*Problem requirements:* Search the listing below for "text". Copy each matching line.

*Entries provided:*
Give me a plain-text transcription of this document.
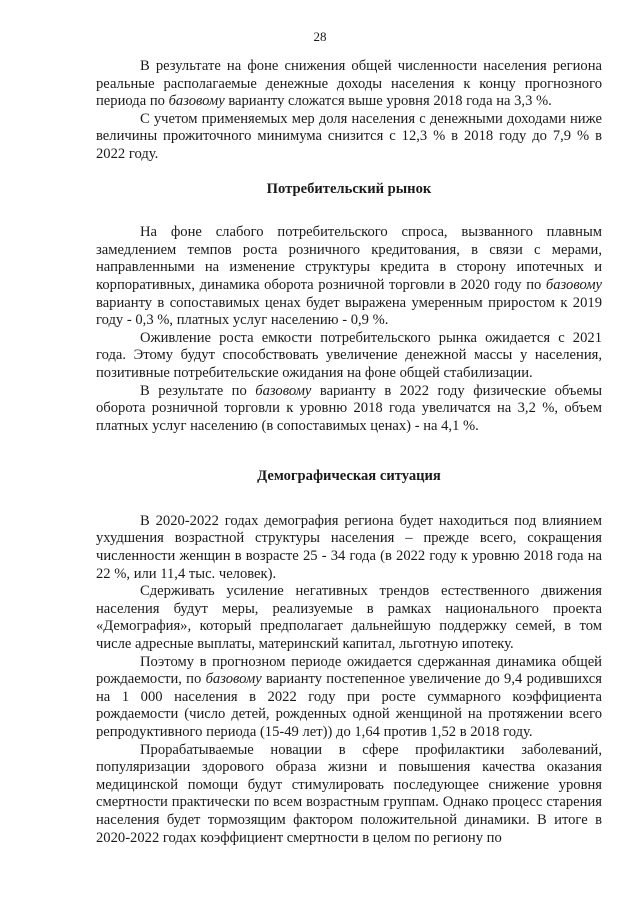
28

В результате на фоне снижения общей численности населения региона реальные располагаемые денежные доходы населения к концу прогнозного периода по базовому варианту сложатся выше уровня 2018 года на 3,3 %.

С учетом применяемых мер доля населения с денежными доходами ниже величины прожиточного минимума снизится с 12,3 % в 2018 году до 7,9 % в 2022 году.

Потребительский рынок

На фоне слабого потребительского спроса, вызванного плавным замедлением темпов роста розничного кредитования, в связи с мерами, направленными на изменение структуры кредита в сторону ипотечных и корпоративных, динамика оборота розничной торговли в 2020 году по базовому варианту в сопоставимых ценах будет выражена умеренным приростом к 2019 году - 0,3 %, платных услуг населению - 0,9 %.

Оживление роста емкости потребительского рынка ожидается с 2021 года. Этому будут способствовать увеличение денежной массы у населения, позитивные потребительские ожидания на фоне общей стабилизации.

В результате по базовому варианту в 2022 году физические объемы оборота розничной торговли к уровню 2018 года увеличатся на 3,2 %, объем платных услуг населению (в сопоставимых ценах) - на 4,1 %.

Демографическая ситуация

В 2020-2022 годах демография региона будет находиться под влиянием ухудшения возрастной структуры населения – прежде всего, сокращения численности женщин в возрасте 25 - 34 года (в 2022 году к уровню 2018 года на 22 %, или 11,4 тыс. человек).

Сдерживать усиление негативных трендов естественного движения населения будут меры, реализуемые в рамках национального проекта «Демография», который предполагает дальнейшую поддержку семей, в том числе адресные выплаты, материнский капитал, льготную ипотеку.

Поэтому в прогнозном периоде ожидается сдержанная динамика общей рождаемости, по базовому варианту постепенное увеличение до 9,4 родившихся на 1 000 населения в 2022 году при росте суммарного коэффициента рождаемости (число детей, рожденных одной женщиной на протяжении всего репродуктивного периода (15-49 лет)) до 1,64 против 1,52 в 2018 году.

Прорабатываемые новации в сфере профилактики заболеваний, популяризации здорового образа жизни и повышения качества оказания медицинской помощи будут стимулировать последующее снижение уровня смертности практически по всем возрастным группам. Однако процесс старения населения будет тормозящим фактором положительной динамики. В итоге в 2020-2022 годах коэффициент смертности в целом по региону по
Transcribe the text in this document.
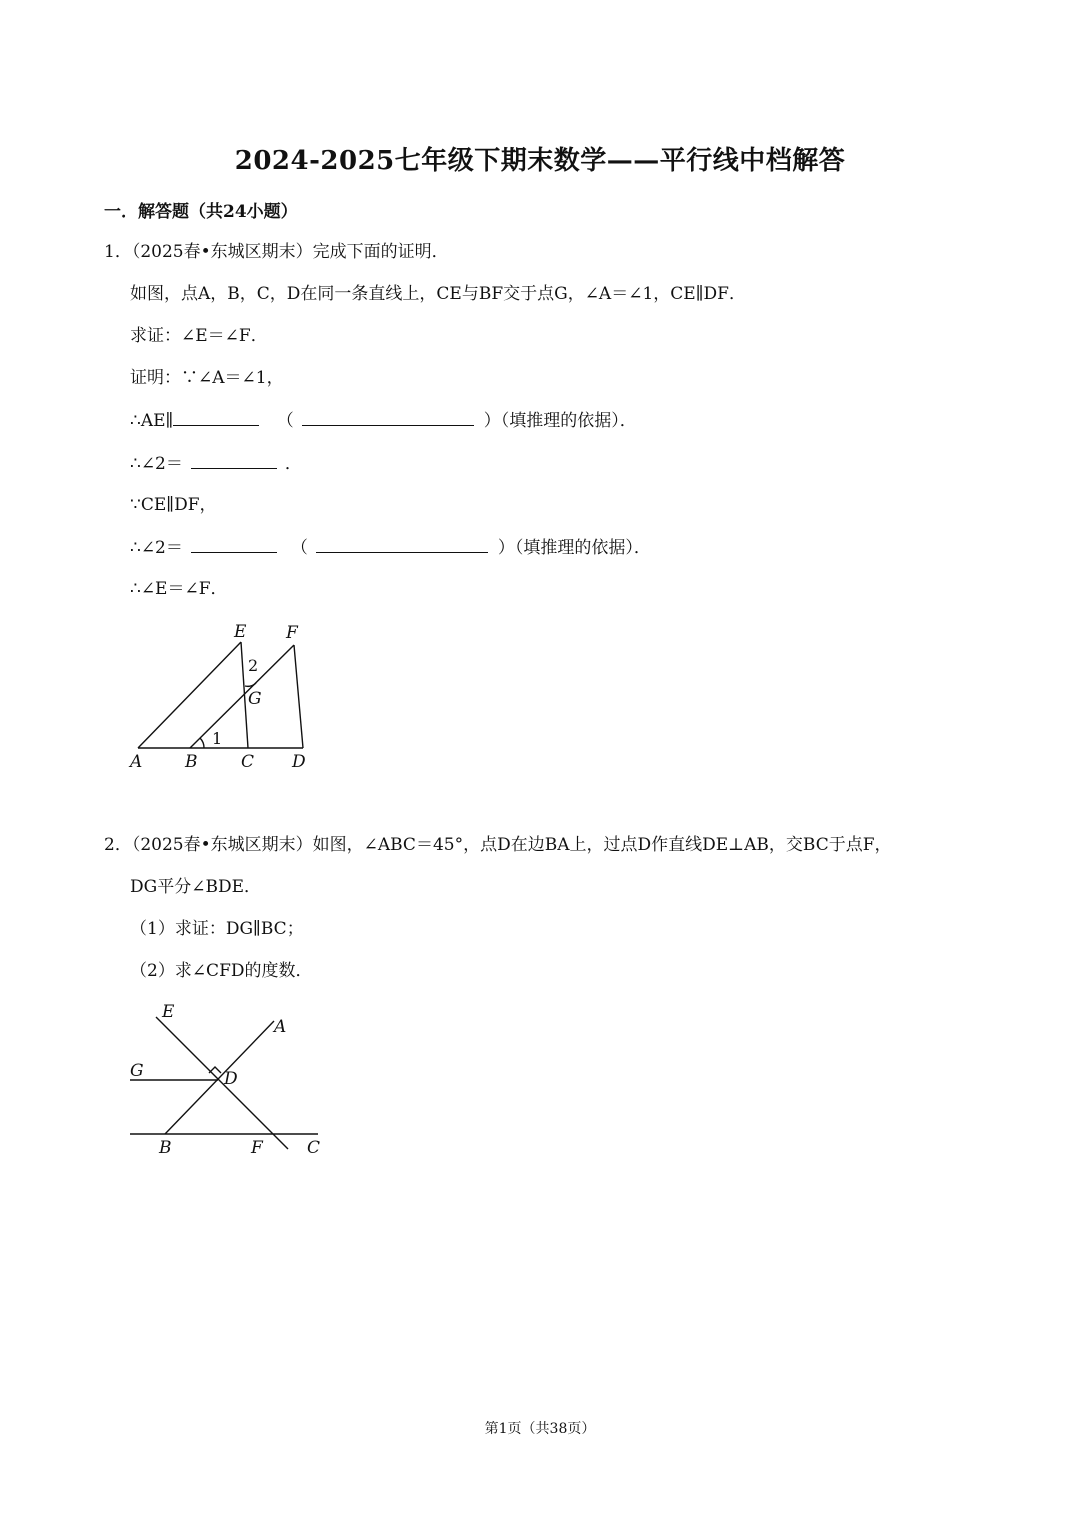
2024-2025七年级下期末数学——平行线中档解答
一．解答题（共24小题）
1．（2025春•东城区期末）完成下面的证明．
如图，点A，B，C，D在同一条直线上，CE与BF交于点G，∠A＝∠1，CE∥DF．
求证：∠E＝∠F．
证明：∵∠A＝∠1，
∴AE∥	（	）（填推理的依据）．
∴∠2＝	．
∵CE∥DF，
∴∠2＝	（	）（填推理的依据）．
∴∠E＝∠F．
E F
G
A	B	C D
2
1
2．（2025春•东城区期末）如图，∠ABC＝45°，点D在边BA上，过点D作直线DE⊥AB，交BC于点F，
DG平分∠BDE．
（1）求证：DG∥BC；
（2）求∠CFD的度数．
E
A
G	D
B	F	C
第1页（共38页）
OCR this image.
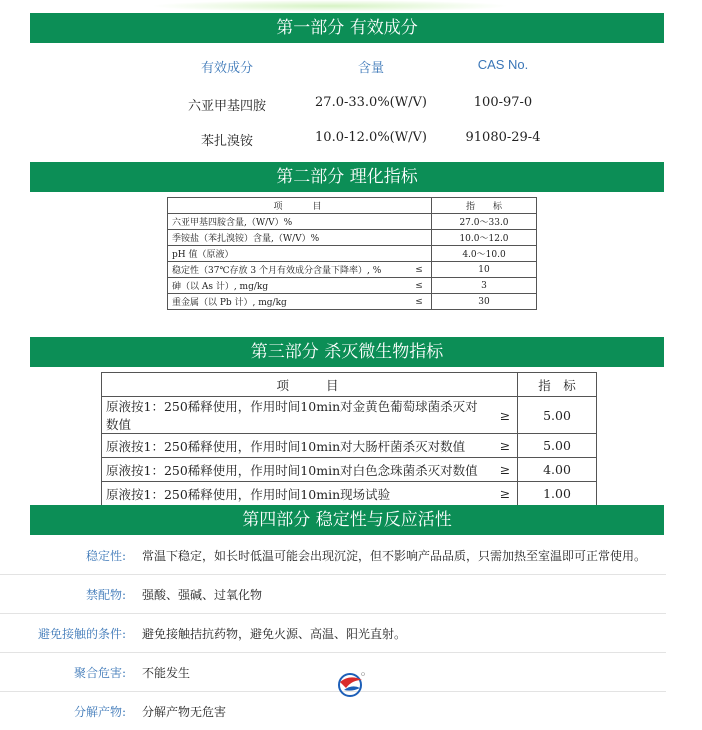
第一部分 有效成分
有效成分	含量	CAS No.
六亚甲基四胺	27.0-33.0%(W/V)	100-97-0
苯扎溴铵	10.0-12.0%(W/V)	91080-29-4
第二部分 理化指标
项　　目		指　　标
六亚甲基四胺含量,（W/V）%		27.0～33.0
季铵盐（苯扎溴铵）含量,（W/V）%		10.0～12.0
pH 值（原液）		4.0～10.0
稳定性（37℃存放 3 个月有效成分含量下降率）, %	≤	10
砷（以 As 计）, mg/kg	≤	3
重金属（以 Pb 计）, mg/kg	≤	30
第三部分 杀灭微生物指标
项　　目		指　标
原液按1：250稀释使用，作用时间10min对金黄色葡萄球菌杀灭对数值	≥	5.00
原液按1：250稀释使用，作用时间10min对大肠杆菌杀灭对数值	≥	5.00
原液按1：250稀释使用，作用时间10min对白色念珠菌杀灭对数值	≥	4.00
原液按1：250稀释使用，作用时间10min现场试验	≥	1.00
第四部分 稳定性与反应活性
稳定性: 常温下稳定，如长时低温可能会出现沉淀，但不影响产品品质，只需加热至室温即可正常使用。
禁配物: 强酸、强碱、过氧化物
避免接触的条件: 避免接触拮抗药物，避免火源、高温、阳光直射。
聚合危害: 不能发生
分解产物: 分解产物无危害
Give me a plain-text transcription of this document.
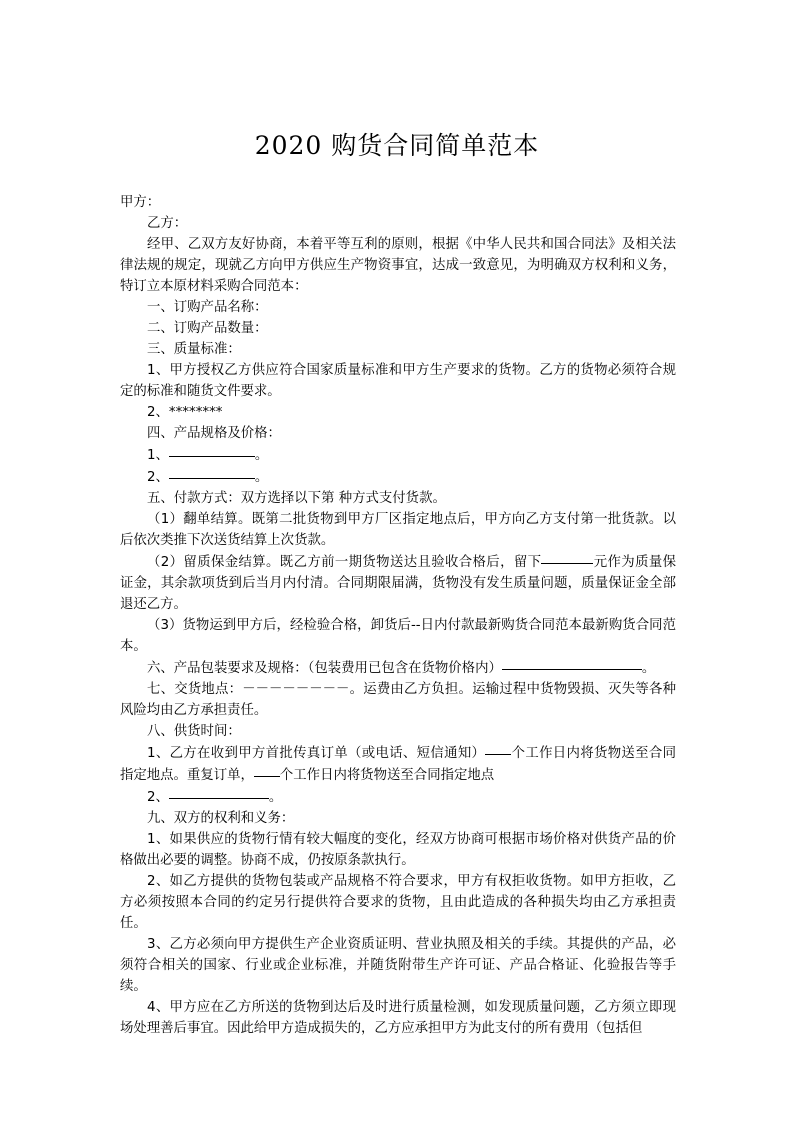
2020 购货合同简单范本

甲方：

乙方：

经甲、乙双方友好协商，本着平等互利的原则，根据《中华人民共和国合同法》及相关法律法规的规定，现就乙方向甲方供应生产物资事宜，达成一致意见，为明确双方权利和义务，特订立本原材料采购合同范本：

一、订购产品名称：

二、订购产品数量：

三、质量标准：

1、甲方授权乙方供应符合国家质量标准和甲方生产要求的货物。乙方的货物必须符合规定的标准和随货文件要求。

2、********

四、产品规格及价格：

1、	。

2、	。

五、付款方式：双方选择以下第 种方式支付货款。

（1）翻单结算。既第二批货物到甲方厂区指定地点后，甲方向乙方支付第一批货款。以后依次类推下次送货结算上次货款。

（2）留质保金结算。既乙方前一期货物送达且验收合格后，留下	元作为质量保证金，其余款项货到后当月内付清。合同期限届满，货物没有发生质量问题，质量保证金全部退还乙方。

（3）货物运到甲方后，经检验合格，卸货后--日内付款最新购货合同范本最新购货合同范本。

六、产品包装要求及规格：（包装费用已包含在货物价格内）	。

七、交货地点：－－－－－－－－。运费由乙方负担。运输过程中货物毁损、灭失等各种风险均由乙方承担责任。

八、供货时间：

1、乙方在收到甲方首批传真订单（或电话、短信通知） 个工作日内将货物送至合同指定地点。重复订单， 个工作日内将货物送至合同指定地点

2、	。

九、双方的权利和义务：

1、如果供应的货物行情有较大幅度的变化，经双方协商可根据市场价格对供货产品的价格做出必要的调整。协商不成，仍按原条款执行。

2、如乙方提供的货物包装或产品规格不符合要求，甲方有权拒收货物。如甲方拒收，乙方必须按照本合同的约定另行提供符合要求的货物，且由此造成的各种损失均由乙方承担责任。

3、乙方必须向甲方提供生产企业资质证明、营业执照及相关的手续。其提供的产品，必须符合相关的国家、行业或企业标准，并随货附带生产许可证、产品合格证、化验报告等手续。

4、甲方应在乙方所送的货物到达后及时进行质量检测，如发现质量问题，乙方须立即现场处理善后事宜。因此给甲方造成损失的，乙方应承担甲方为此支付的所有费用（包括但
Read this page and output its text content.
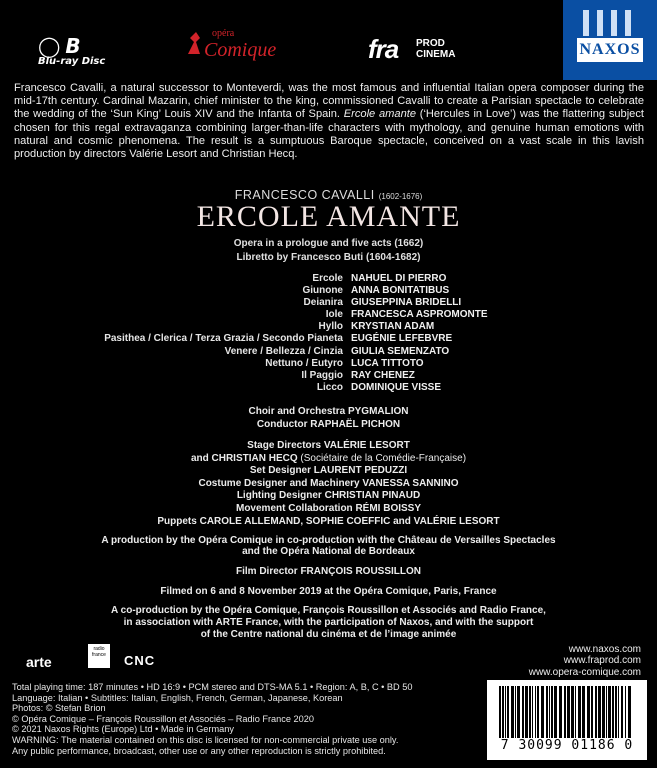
◯ B
Blu-ray Disc
opéra
Comique	fra PROD
CINEMA	NAXOS
Francesco Cavalli, a natural successor to Monteverdi, was the most famous and influential Italian opera composer during the mid-17th century. Cardinal Mazarin, chief minister to the king, commissioned Cavalli to create a Parisian spectacle to celebrate the wedding of the ‘Sun King’ Louis XIV and the Infanta of Spain. Ercole amante (‘Hercules in Love’) was the flattering subject chosen for this regal extravaganza combining larger-than-life characters with mythology, and genuine human emotions with natural and cosmic phenomena. The result is a sumptuous Baroque spectacle, conceived on a vast scale in this lavish production by directors Valérie Lesort and Christian Hecq.
FRANCESCO CAVALLI (1602-1676)
ERCOLE AMANTE
Opera in a prologue and five acts (1662)
Libretto by Francesco Buti (1604-1682)
Ercole NAHUEL DI PIERRO
Giunone ANNA BONITATIBUS
Deianira GIUSEPPINA BRIDELLI
Iole FRANCESCA ASPROMONTE
Hyllo KRYSTIAN ADAM
Pasithea / Clerica / Terza Grazia / Secondo Pianeta EUGÉNIE LEFEBVRE
Venere / Bellezza / Cinzia GIULIA SEMENZATO
Nettuno / Eutyro LUCA TITTOTO
Il Paggio RAY CHENEZ
Licco DOMINIQUE VISSE
Choir and Orchestra PYGMALION
Conductor RAPHAËL PICHON
Stage Directors VALÉRIE LESORT
and CHRISTIAN HECQ (Sociétaire de la Comédie-Française)
Set Designer LAURENT PEDUZZI
Costume Designer and Machinery VANESSA SANNINO
Lighting Designer CHRISTIAN PINAUD
Movement Collaboration RÉMI BOISSY
Puppets CAROLE ALLEMAND, SOPHIE COEFFIC and VALÉRIE LESORT
A production by the Opéra Comique in co-production with the Château de Versailles Spectacles
and the Opéra National de Bordeaux
Film Director FRANÇOIS ROUSSILLON
Filmed on 6 and 8 November 2019 at the Opéra Comique, Paris, France
A co-production by the Opéra Comique, François Roussillon et Associés and Radio France,
in association with ARTE France, with the participation of Naxos, and with the support
of the Centre national du cinéma et de l’image animée
arte
radio
france	CNC
www.naxos.com
www.fraprod.com
www.opera-comique.com
Total playing time: 187 minutes • HD 16:9 • PCM stereo and DTS-MA 5.1 • Region: A, B, C • BD 50
Language: Italian • Subtitles: Italian, English, French, German, Japanese, Korean
Photos: © Stefan Brion
© Opéra Comique – François Roussillon et Associés – Radio France 2020
© 2021 Naxos Rights (Europe) Ltd • Made in Germany
WARNING: The material contained on this disc is licensed for non-commercial private use only.
Any public performance, broadcast, other use or any other reproduction is strictly prohibited.	7 30099 01186 0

*Written reply:*
Give me a plain-text transcription of this document.
Transcribe the text in this document.
Give me a plain-text transcription of this document.
Read this page and output its text content.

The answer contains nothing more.